Exercise instructions:
The entries below are to be transcribed in full, without their images.

Dataset listings of figures:
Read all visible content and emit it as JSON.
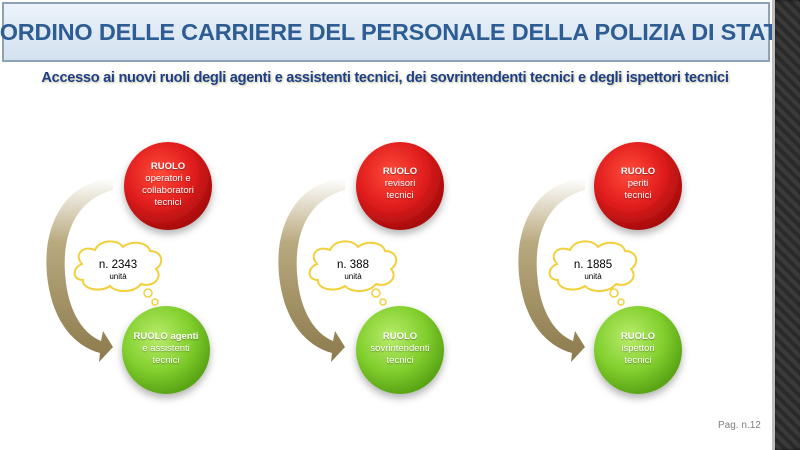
{
  "header": {
    "title": "RIORDINO DELLE CARRIERE DEL PERSONALE DELLA POLIZIA DI STATO",
    "subtitle": "Accesso ai nuovi ruoli degli agenti e assistenti tecnici, dei sovrintendenti tecnici e degli ispettori tecnici"
  },
  "groups": [
    {
      "from_role": {
        "title": "RUOLO",
        "lines": [
          "operatori e",
          "collaboratori",
          "tecnici"
        ]
      },
      "count": "n. 2343",
      "unit": "unità",
      "to_role": {
        "title": "RUOLO agenti",
        "lines": [
          "e assistenti",
          "tecnici"
        ]
      }
    },
    {
      "from_role": {
        "title": "RUOLO",
        "lines": [
          "revisori",
          "tecnici"
        ]
      },
      "count": "n. 388",
      "unit": "unità",
      "to_role": {
        "title": "RUOLO",
        "lines": [
          "sovrintendenti",
          "tecnici"
        ]
      }
    },
    {
      "from_role": {
        "title": "RUOLO",
        "lines": [
          "periti",
          "tecnici"
        ]
      },
      "count": "n. 1885",
      "unit": "unità",
      "to_role": {
        "title": "RUOLO",
        "lines": [
          "ispettori",
          "tecnici"
        ]
      }
    }
  ],
  "footer": {
    "page": "Pag. n.12"
  },
  "colors": {
    "title_text": "#2d5d93",
    "subtitle_text": "#1f3d8a",
    "from_circle": "#d91c1c",
    "to_circle": "#7fcc2a",
    "arrow": "#a08f63",
    "cloud_stroke": "#f2cf3b"
  }
}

Task result:
Read all visible content and emit it as JSON.
{
  "header": {
    "title": "RIORDINO DELLE CARRIERE DEL PERSONALE DELLA POLIZIA DI STATO",
    "subtitle": "Accesso ai nuovi ruoli degli agenti e assistenti tecnici, dei sovrintendenti tecnici e degli ispettori tecnici"
  },
  "groups": [
    {
      "from_role": {
        "title": "RUOLO",
        "lines": [
          "operatori e",
          "collaboratori",
          "tecnici"
        ]
      },
      "count": "n. 2343",
      "unit": "unità",
      "to_role": {
        "title": "RUOLO agenti",
        "lines": [
          "e assistenti",
          "tecnici"
        ]
      }
    },
    {
      "from_role": {
        "title": "RUOLO",
        "lines": [
          "revisori",
          "tecnici"
        ]
      },
      "count": "n. 388",
      "unit": "unità",
      "to_role": {
        "title": "RUOLO",
        "lines": [
          "sovrintendenti",
          "tecnici"
        ]
      }
    },
    {
      "from_role": {
        "title": "RUOLO",
        "lines": [
          "periti",
          "tecnici"
        ]
      },
      "count": "n. 1885",
      "unit": "unità",
      "to_role": {
        "title": "RUOLO",
        "lines": [
          "ispettori",
          "tecnici"
        ]
      }
    }
  ],
  "footer": {
    "page": "Pag. n.12"
  },
  "colors": {
    "title_text": "#2d5d93",
    "subtitle_text": "#1f3d8a",
    "from_circle": "#d91c1c",
    "to_circle": "#7fcc2a",
    "arrow": "#a08f63",
    "cloud_stroke": "#f2cf3b"
  }
}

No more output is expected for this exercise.